***** Given entries

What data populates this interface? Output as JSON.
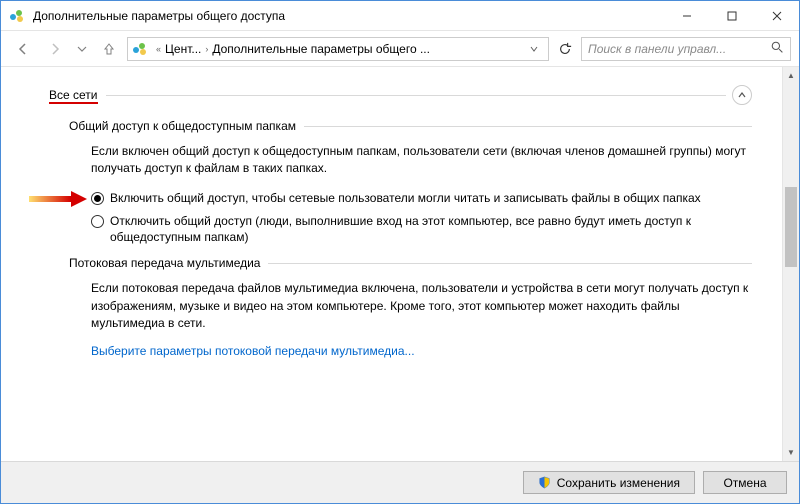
{
  "window": {
    "title": "Дополнительные параметры общего доступа"
  },
  "breadcrumb": {
    "item1": "Цент...",
    "item2": "Дополнительные параметры общего ..."
  },
  "search": {
    "placeholder": "Поиск в панели управл..."
  },
  "section": {
    "title": "Все сети"
  },
  "group1": {
    "title": "Общий доступ к общедоступным папкам",
    "desc": "Если включен общий доступ к общедоступным папкам, пользователи сети (включая членов домашней группы) могут получать доступ к файлам в таких папках.",
    "radio_on": "Включить общий доступ, чтобы сетевые пользователи могли читать и записывать файлы в общих папках",
    "radio_off": "Отключить общий доступ (люди, выполнившие вход на этот компьютер, все равно будут иметь доступ к общедоступным папкам)"
  },
  "group2": {
    "title": "Потоковая передача мультимедиа",
    "desc": "Если потоковая передача файлов мультимедиа включена, пользователи и устройства в сети могут получать доступ к изображениям, музыке и видео на этом компьютере. Кроме того, этот компьютер может находить файлы мультимедиа в сети.",
    "link": "Выберите параметры потоковой передачи мультимедиа..."
  },
  "buttons": {
    "save": "Сохранить изменения",
    "cancel": "Отмена"
  }
}
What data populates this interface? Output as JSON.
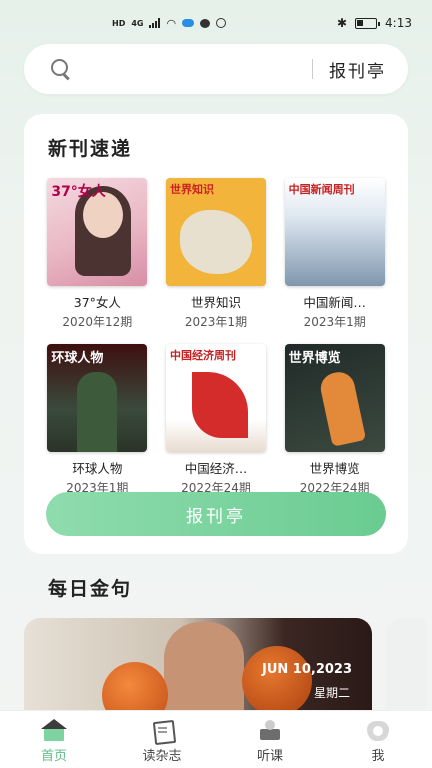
{
  "status_bar": {
    "network": "HD",
    "signal_label": "4G",
    "time": "4:13"
  },
  "search": {
    "placeholder": "",
    "button_label": "报刊亭"
  },
  "new_issues": {
    "title": "新刊速递",
    "magazines": [
      {
        "name": "37°女人",
        "issue": "2020年12期",
        "cover_text": "37°女人"
      },
      {
        "name": "世界知识",
        "issue": "2023年1期",
        "cover_text": "世界知识"
      },
      {
        "name": "中国新闻…",
        "issue": "2023年1期",
        "cover_text": "中国新闻周刊"
      },
      {
        "name": "环球人物",
        "issue": "2023年1期",
        "cover_text": "环球人物"
      },
      {
        "name": "中国经济…",
        "issue": "2022年24期",
        "cover_text": "中国经济周刊"
      },
      {
        "name": "世界博览",
        "issue": "2022年24期",
        "cover_text": "世界博览"
      }
    ],
    "button_label": "报刊亭"
  },
  "daily": {
    "title": "每日金句",
    "date": "JUN 10,2023",
    "weekday": "星期二"
  },
  "tabs": [
    {
      "label": "首页",
      "icon": "home-icon",
      "active": true
    },
    {
      "label": "读杂志",
      "icon": "magazine-icon"
    },
    {
      "label": "听课",
      "icon": "course-icon"
    },
    {
      "label": "我",
      "icon": "profile-icon"
    }
  ],
  "colors": {
    "accent": "#6acc91",
    "active_tab": "#5dbf85"
  }
}
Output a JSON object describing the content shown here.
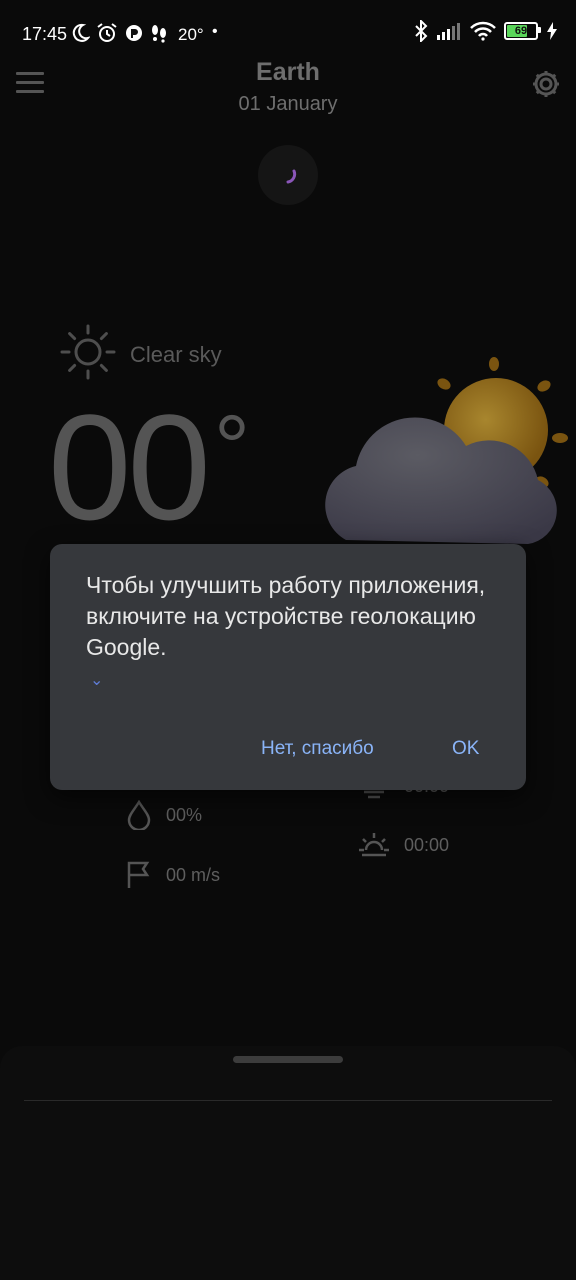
{
  "status_bar": {
    "time": "17:45",
    "temperature": "20°",
    "battery": "69"
  },
  "header": {
    "title": "Earth",
    "date": "01 January"
  },
  "weather": {
    "condition": "Clear sky",
    "temperature": "00",
    "unit": "°"
  },
  "details": {
    "humidity": "00%",
    "wind": "00 m/s",
    "sunset_partial": "00:00",
    "sunrise": "00:00"
  },
  "dialog": {
    "message": "Чтобы улучшить работу приложения, включите на устройстве геолокацию Google.",
    "no_label": "Нет, спасибо",
    "ok_label": "OK"
  },
  "colors": {
    "dialog_bg": "#36383c",
    "accent": "#8ab4f8",
    "battery": "#5bd65b"
  }
}
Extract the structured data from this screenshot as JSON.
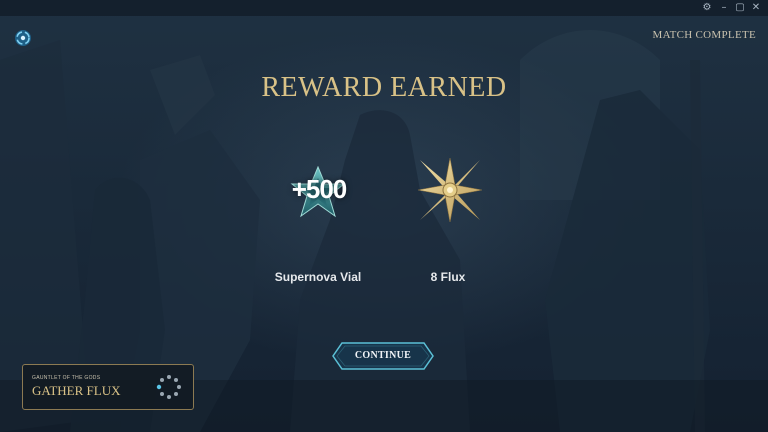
{
  "window": {
    "controls": [
      {
        "name": "settings",
        "glyph": "⚙"
      },
      {
        "name": "minimize",
        "glyph": "–"
      },
      {
        "name": "maximize",
        "glyph": "▢"
      },
      {
        "name": "close",
        "glyph": "✕"
      }
    ]
  },
  "status": "MATCH COMPLETE",
  "heading": "REWARD EARNED",
  "rewards": [
    {
      "amount": "+500",
      "label": "Supernova Vial",
      "icon": "star-icon"
    },
    {
      "label": "8 Flux",
      "icon": "flux-icon"
    }
  ],
  "continue_label": "CONTINUE",
  "mode": {
    "subtitle": "GAUNTLET OF THE GODS",
    "title": "GATHER FLUX"
  },
  "colors": {
    "gold": "#d9c287",
    "teal": "#4aa3a8",
    "background": "#172434"
  }
}
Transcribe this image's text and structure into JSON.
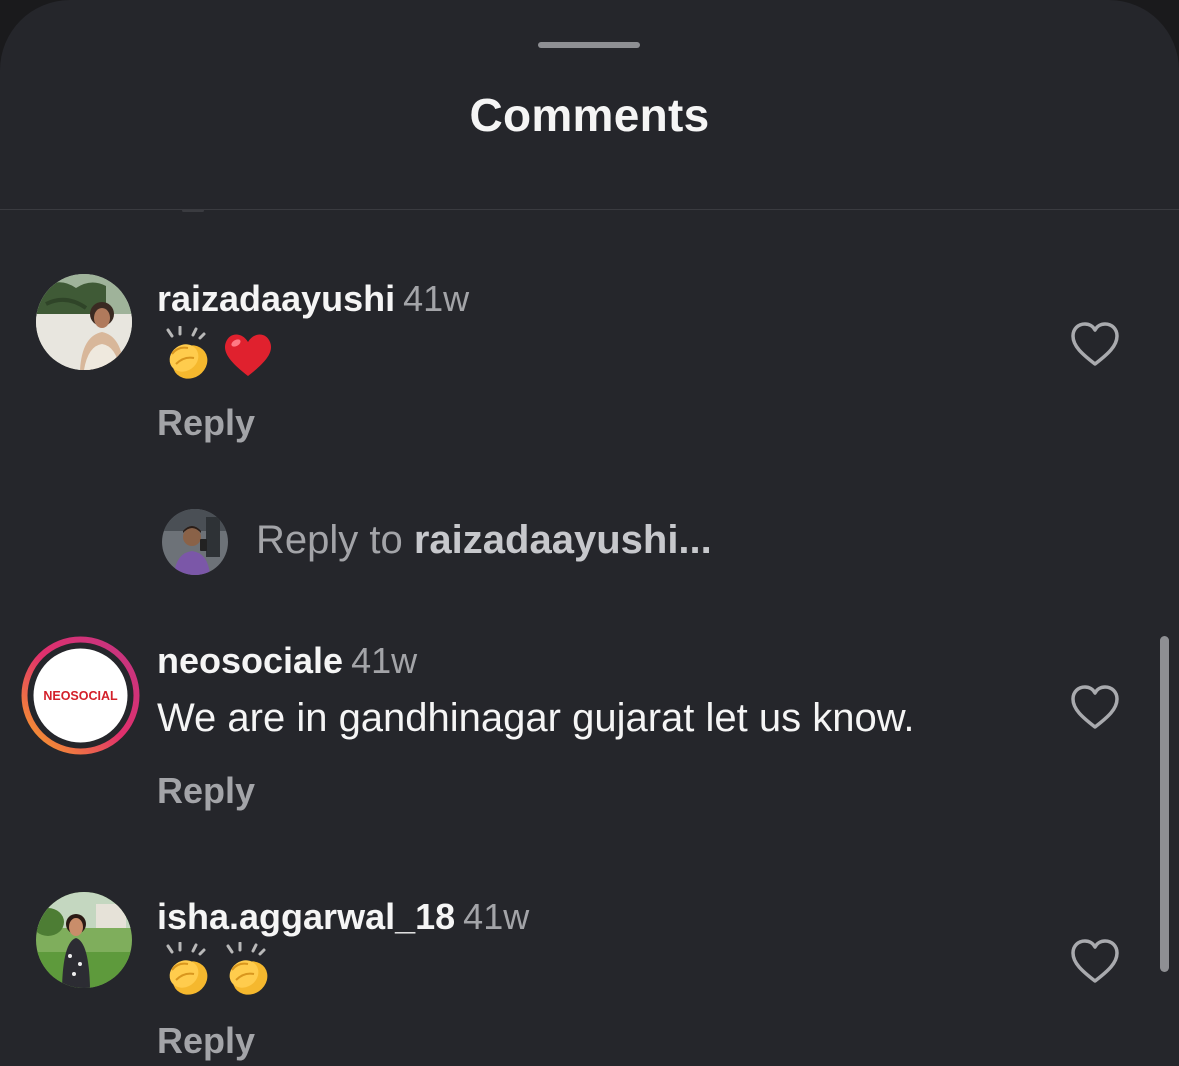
{
  "sheet": {
    "title": "Comments"
  },
  "comments": [
    {
      "username": "raizadaayushi",
      "time": "41w",
      "text": "",
      "emojis": [
        "👏",
        "❤️"
      ],
      "reply_label": "Reply"
    },
    {
      "username": "neosociale",
      "time": "41w",
      "text": "We are in gandhinagar gujarat let us know.",
      "emojis": [],
      "reply_label": "Reply",
      "avatar_logo": "NEOSOCIAL"
    },
    {
      "username": "isha.aggarwal_18",
      "time": "41w",
      "text": "",
      "emojis": [
        "👏",
        "👏"
      ],
      "reply_label": "Reply"
    }
  ],
  "composer": {
    "prefix": "Reply to ",
    "target": "raizadaayushi..."
  },
  "icons": {
    "like": "heart-outline-icon"
  },
  "colors": {
    "sheet_bg": "#25262b",
    "text_primary": "#f5f5f5",
    "text_secondary": "#a3a4a8",
    "story_ring_start": "#f9a825",
    "story_ring_end": "#c13584"
  }
}
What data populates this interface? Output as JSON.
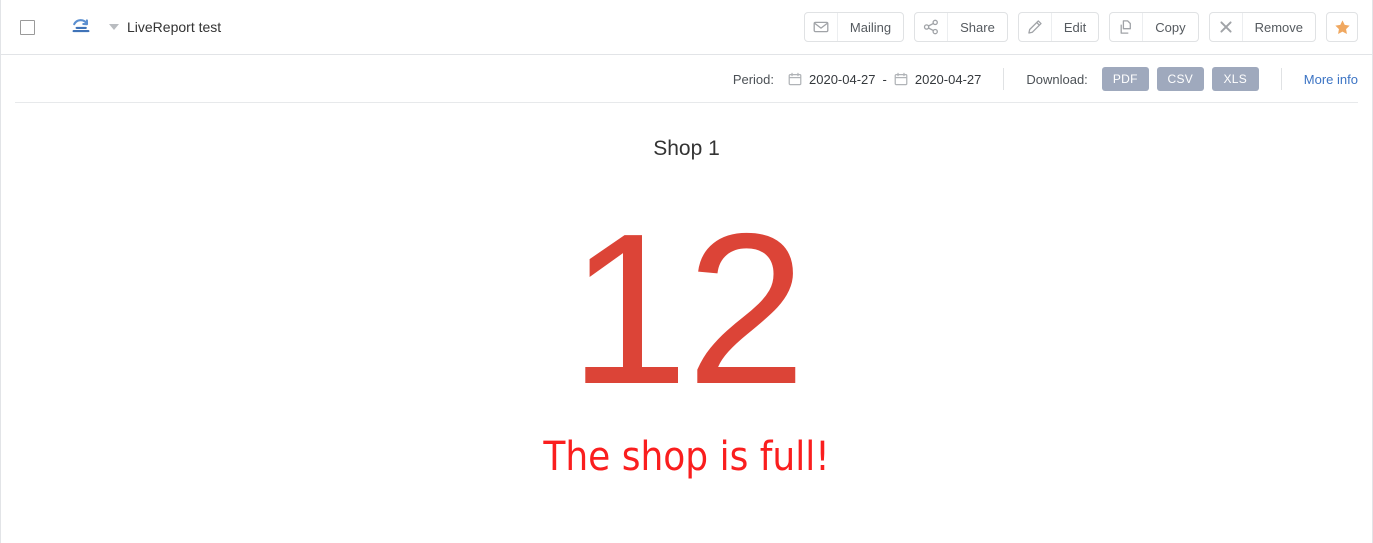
{
  "header": {
    "checkbox_checked": false,
    "live_icon": "livereport-icon",
    "caret": "chevron-down-icon",
    "report_title": "LiveReport test",
    "buttons": [
      {
        "id": "mailing",
        "label": "Mailing",
        "icon": "envelope-icon"
      },
      {
        "id": "share",
        "label": "Share",
        "icon": "share-nodes-icon"
      },
      {
        "id": "edit",
        "label": "Edit",
        "icon": "pencil-icon"
      },
      {
        "id": "copy",
        "label": "Copy",
        "icon": "copy-pages-icon"
      },
      {
        "id": "remove",
        "label": "Remove",
        "icon": "close-x-icon"
      }
    ],
    "favorite": {
      "id": "favorite",
      "icon": "star-icon",
      "color": "#f0a860",
      "active": true
    }
  },
  "subbar": {
    "period_label": "Period:",
    "date_from": "2020-04-27",
    "date_to": "2020-04-27",
    "date_separator": "-",
    "calendar_icon": "calendar-icon",
    "download_label": "Download:",
    "download_formats": [
      "PDF",
      "CSV",
      "XLS"
    ],
    "more_info": "More info"
  },
  "widget": {
    "title": "Shop 1",
    "value": "12",
    "caption": "The shop is full!",
    "value_color": "#dc4437",
    "caption_color": "#fa1e1e"
  },
  "theme": {
    "accent_link": "#3c74c4",
    "download_button_bg": "#9fa9bd",
    "border": "#e2e4e7",
    "star": "#f0a860"
  }
}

**********

Aim:
Print out every entry above without changing a word, and leave out the pictures.

Correct result:
What data populates this interface? Output as JSON.
{
  "window": {
    "title": "Дополнительные параметры общего доступа"
  },
  "breadcrumb": {
    "item1": "Цент...",
    "item2": "Дополнительные параметры общего ..."
  },
  "search": {
    "placeholder": "Поиск в панели управл..."
  },
  "section": {
    "title": "Все сети"
  },
  "group1": {
    "title": "Общий доступ к общедоступным папкам",
    "desc": "Если включен общий доступ к общедоступным папкам, пользователи сети (включая членов домашней группы) могут получать доступ к файлам в таких папках.",
    "radio_on": "Включить общий доступ, чтобы сетевые пользователи могли читать и записывать файлы в общих папках",
    "radio_off": "Отключить общий доступ (люди, выполнившие вход на этот компьютер, все равно будут иметь доступ к общедоступным папкам)"
  },
  "group2": {
    "title": "Потоковая передача мультимедиа",
    "desc": "Если потоковая передача файлов мультимедиа включена, пользователи и устройства в сети могут получать доступ к изображениям, музыке и видео на этом компьютере. Кроме того, этот компьютер может находить файлы мультимедиа в сети.",
    "link": "Выберите параметры потоковой передачи мультимедиа..."
  },
  "buttons": {
    "save": "Сохранить изменения",
    "cancel": "Отмена"
  }
}
What data populates this interface? Output as JSON.
{
  "status_bar": {
    "network": "HD",
    "signal_label": "4G",
    "time": "4:13"
  },
  "search": {
    "placeholder": "",
    "button_label": "报刊亭"
  },
  "new_issues": {
    "title": "新刊速递",
    "magazines": [
      {
        "name": "37°女人",
        "issue": "2020年12期",
        "cover_text": "37°女人"
      },
      {
        "name": "世界知识",
        "issue": "2023年1期",
        "cover_text": "世界知识"
      },
      {
        "name": "中国新闻…",
        "issue": "2023年1期",
        "cover_text": "中国新闻周刊"
      },
      {
        "name": "环球人物",
        "issue": "2023年1期",
        "cover_text": "环球人物"
      },
      {
        "name": "中国经济…",
        "issue": "2022年24期",
        "cover_text": "中国经济周刊"
      },
      {
        "name": "世界博览",
        "issue": "2022年24期",
        "cover_text": "世界博览"
      }
    ],
    "button_label": "报刊亭"
  },
  "daily": {
    "title": "每日金句",
    "date": "JUN 10,2023",
    "weekday": "星期二"
  },
  "tabs": [
    {
      "label": "首页",
      "icon": "home-icon",
      "active": true
    },
    {
      "label": "读杂志",
      "icon": "magazine-icon"
    },
    {
      "label": "听课",
      "icon": "course-icon"
    },
    {
      "label": "我",
      "icon": "profile-icon"
    }
  ],
  "colors": {
    "accent": "#6acc91",
    "active_tab": "#5dbf85"
  }
}
Output a JSON object describing the content shown here.
{
  "status_bar": {
    "time": "17:45",
    "temperature": "20°",
    "battery": "69"
  },
  "header": {
    "title": "Earth",
    "date": "01 January"
  },
  "weather": {
    "condition": "Clear sky",
    "temperature": "00",
    "unit": "°"
  },
  "details": {
    "humidity": "00%",
    "wind": "00 m/s",
    "sunset_partial": "00:00",
    "sunrise": "00:00"
  },
  "dialog": {
    "message": "Чтобы улучшить работу приложения, включите на устройстве геолокацию Google.",
    "no_label": "Нет, спасибо",
    "ok_label": "OK"
  },
  "colors": {
    "dialog_bg": "#36383c",
    "accent": "#8ab4f8",
    "battery": "#5bd65b"
  }
}
Extract the structured data from this screenshot as JSON.
{
  "window": {
    "controls": [
      {
        "name": "settings",
        "glyph": "⚙"
      },
      {
        "name": "minimize",
        "glyph": "–"
      },
      {
        "name": "maximize",
        "glyph": "▢"
      },
      {
        "name": "close",
        "glyph": "✕"
      }
    ]
  },
  "status": "MATCH COMPLETE",
  "heading": "REWARD EARNED",
  "rewards": [
    {
      "amount": "+500",
      "label": "Supernova Vial",
      "icon": "star-icon"
    },
    {
      "label": "8 Flux",
      "icon": "flux-icon"
    }
  ],
  "continue_label": "CONTINUE",
  "mode": {
    "subtitle": "GAUNTLET OF THE GODS",
    "title": "GATHER FLUX"
  },
  "colors": {
    "gold": "#d9c287",
    "teal": "#4aa3a8",
    "background": "#172434"
  }
}
Transcribe this image's text and structure into JSON.
{
  "sheet": {
    "title": "Comments"
  },
  "comments": [
    {
      "username": "raizadaayushi",
      "time": "41w",
      "text": "",
      "emojis": [
        "👏",
        "❤️"
      ],
      "reply_label": "Reply"
    },
    {
      "username": "neosociale",
      "time": "41w",
      "text": "We are in gandhinagar gujarat let us know.",
      "emojis": [],
      "reply_label": "Reply",
      "avatar_logo": "NEOSOCIAL"
    },
    {
      "username": "isha.aggarwal_18",
      "time": "41w",
      "text": "",
      "emojis": [
        "👏",
        "👏"
      ],
      "reply_label": "Reply"
    }
  ],
  "composer": {
    "prefix": "Reply to ",
    "target": "raizadaayushi..."
  },
  "icons": {
    "like": "heart-outline-icon"
  },
  "colors": {
    "sheet_bg": "#25262b",
    "text_primary": "#f5f5f5",
    "text_secondary": "#a3a4a8",
    "story_ring_start": "#f9a825",
    "story_ring_end": "#c13584"
  }
}
What data populates this interface? Output as JSON.
{
  "header": {
    "checkbox_checked": false,
    "live_icon": "livereport-icon",
    "caret": "chevron-down-icon",
    "report_title": "LiveReport test",
    "buttons": [
      {
        "id": "mailing",
        "label": "Mailing",
        "icon": "envelope-icon"
      },
      {
        "id": "share",
        "label": "Share",
        "icon": "share-nodes-icon"
      },
      {
        "id": "edit",
        "label": "Edit",
        "icon": "pencil-icon"
      },
      {
        "id": "copy",
        "label": "Copy",
        "icon": "copy-pages-icon"
      },
      {
        "id": "remove",
        "label": "Remove",
        "icon": "close-x-icon"
      }
    ],
    "favorite": {
      "id": "favorite",
      "icon": "star-icon",
      "color": "#f0a860",
      "active": true
    }
  },
  "subbar": {
    "period_label": "Period:",
    "date_from": "2020-04-27",
    "date_to": "2020-04-27",
    "date_separator": "-",
    "calendar_icon": "calendar-icon",
    "download_label": "Download:",
    "download_formats": [
      "PDF",
      "CSV",
      "XLS"
    ],
    "more_info": "More info"
  },
  "widget": {
    "title": "Shop 1",
    "value": "12",
    "caption": "The shop is full!",
    "value_color": "#dc4437",
    "caption_color": "#fa1e1e"
  },
  "theme": {
    "accent_link": "#3c74c4",
    "download_button_bg": "#9fa9bd",
    "border": "#e2e4e7",
    "star": "#f0a860"
  }
}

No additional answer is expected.